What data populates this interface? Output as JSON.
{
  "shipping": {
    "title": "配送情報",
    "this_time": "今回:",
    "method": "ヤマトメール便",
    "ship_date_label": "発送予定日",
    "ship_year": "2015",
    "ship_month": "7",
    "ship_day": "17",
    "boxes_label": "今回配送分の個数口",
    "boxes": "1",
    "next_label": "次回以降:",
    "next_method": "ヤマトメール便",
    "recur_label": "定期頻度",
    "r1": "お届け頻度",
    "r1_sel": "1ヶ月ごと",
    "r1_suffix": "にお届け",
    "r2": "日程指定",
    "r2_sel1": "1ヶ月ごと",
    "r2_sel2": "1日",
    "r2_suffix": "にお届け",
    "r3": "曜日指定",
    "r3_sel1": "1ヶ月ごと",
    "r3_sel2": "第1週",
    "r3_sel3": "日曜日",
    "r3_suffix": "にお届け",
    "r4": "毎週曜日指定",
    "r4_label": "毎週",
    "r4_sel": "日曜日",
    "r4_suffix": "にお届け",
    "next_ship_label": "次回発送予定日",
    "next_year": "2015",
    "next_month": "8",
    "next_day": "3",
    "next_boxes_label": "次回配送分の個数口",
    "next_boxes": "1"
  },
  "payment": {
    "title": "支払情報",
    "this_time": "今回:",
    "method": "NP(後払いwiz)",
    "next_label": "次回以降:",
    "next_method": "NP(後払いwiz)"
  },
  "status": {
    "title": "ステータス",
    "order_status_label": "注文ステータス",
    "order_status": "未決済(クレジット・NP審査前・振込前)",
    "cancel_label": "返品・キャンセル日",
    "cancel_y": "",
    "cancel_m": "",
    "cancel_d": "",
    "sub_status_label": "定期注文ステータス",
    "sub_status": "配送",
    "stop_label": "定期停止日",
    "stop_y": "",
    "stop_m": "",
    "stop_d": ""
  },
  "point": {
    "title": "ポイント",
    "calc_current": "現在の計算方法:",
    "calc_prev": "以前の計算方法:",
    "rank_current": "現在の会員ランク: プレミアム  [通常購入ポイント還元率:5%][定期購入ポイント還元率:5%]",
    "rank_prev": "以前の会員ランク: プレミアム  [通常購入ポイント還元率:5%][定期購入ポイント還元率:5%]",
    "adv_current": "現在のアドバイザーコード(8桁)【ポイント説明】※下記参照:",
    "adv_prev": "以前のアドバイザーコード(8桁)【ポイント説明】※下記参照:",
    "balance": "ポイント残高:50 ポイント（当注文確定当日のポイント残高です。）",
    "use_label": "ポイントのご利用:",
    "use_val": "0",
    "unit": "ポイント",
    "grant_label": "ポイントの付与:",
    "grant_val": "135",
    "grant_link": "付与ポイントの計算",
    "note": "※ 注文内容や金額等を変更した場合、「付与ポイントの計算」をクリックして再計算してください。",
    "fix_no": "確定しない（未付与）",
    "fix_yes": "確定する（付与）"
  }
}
◆ ◆ ◆ ◆ ◆
Set down all of the entries exactly, please.

What data populates this interface? Output as JSON.
{
  "shipping": {
    "title": "配送情報",
    "this_time": "今回:",
    "method": "ヤマトメール便",
    "ship_date_label": "発送予定日",
    "ship_year": "2015",
    "ship_month": "7",
    "ship_day": "17",
    "boxes_label": "今回配送分の個数口",
    "boxes": "1",
    "next_label": "次回以降:",
    "next_method": "ヤマトメール便",
    "recur_label": "定期頻度",
    "r1": "お届け頻度",
    "r1_sel": "1ヶ月ごと",
    "r1_suffix": "にお届け",
    "r2": "日程指定",
    "r2_sel1": "1ヶ月ごと",
    "r2_sel2": "1日",
    "r2_suffix": "にお届け",
    "r3": "曜日指定",
    "r3_sel1": "1ヶ月ごと",
    "r3_sel2": "第1週",
    "r3_sel3": "日曜日",
    "r3_suffix": "にお届け",
    "r4": "毎週曜日指定",
    "r4_label": "毎週",
    "r4_sel": "日曜日",
    "r4_suffix": "にお届け",
    "next_ship_label": "次回発送予定日",
    "next_year": "2015",
    "next_month": "8",
    "next_day": "3",
    "next_boxes_label": "次回配送分の個数口",
    "next_boxes": "1"
  },
  "payment": {
    "title": "支払情報",
    "this_time": "今回:",
    "method": "NP(後払いwiz)",
    "next_label": "次回以降:",
    "next_method": "NP(後払いwiz)"
  },
  "status": {
    "title": "ステータス",
    "order_status_label": "注文ステータス",
    "order_status": "未決済(クレジット・NP審査前・振込前)",
    "cancel_label": "返品・キャンセル日",
    "cancel_y": "",
    "cancel_m": "",
    "cancel_d": "",
    "sub_status_label": "定期注文ステータス",
    "sub_status": "配送",
    "stop_label": "定期停止日",
    "stop_y": "",
    "stop_m": "",
    "stop_d": ""
  },
  "point": {
    "title": "ポイント",
    "calc_current": "現在の計算方法:",
    "calc_prev": "以前の計算方法:",
    "rank_current": "現在の会員ランク: プレミアム  [通常購入ポイント還元率:5%][定期購入ポイント還元率:5%]",
    "rank_prev": "以前の会員ランク: プレミアム  [通常購入ポイント還元率:5%][定期購入ポイント還元率:5%]",
    "adv_current": "現在のアドバイザーコード(8桁)【ポイント説明】※下記参照:",
    "adv_prev": "以前のアドバイザーコード(8桁)【ポイント説明】※下記参照:",
    "balance": "ポイント残高:50 ポイント（当注文確定当日のポイント残高です。）",
    "use_label": "ポイントのご利用:",
    "use_val": "0",
    "unit": "ポイント",
    "grant_label": "ポイントの付与:",
    "grant_val": "135",
    "grant_link": "付与ポイントの計算",
    "note": "※ 注文内容や金額等を変更した場合、「付与ポイントの計算」をクリックして再計算してください。",
    "fix_no": "確定しない（未付与）",
    "fix_yes": "確定する（付与）"
  }
}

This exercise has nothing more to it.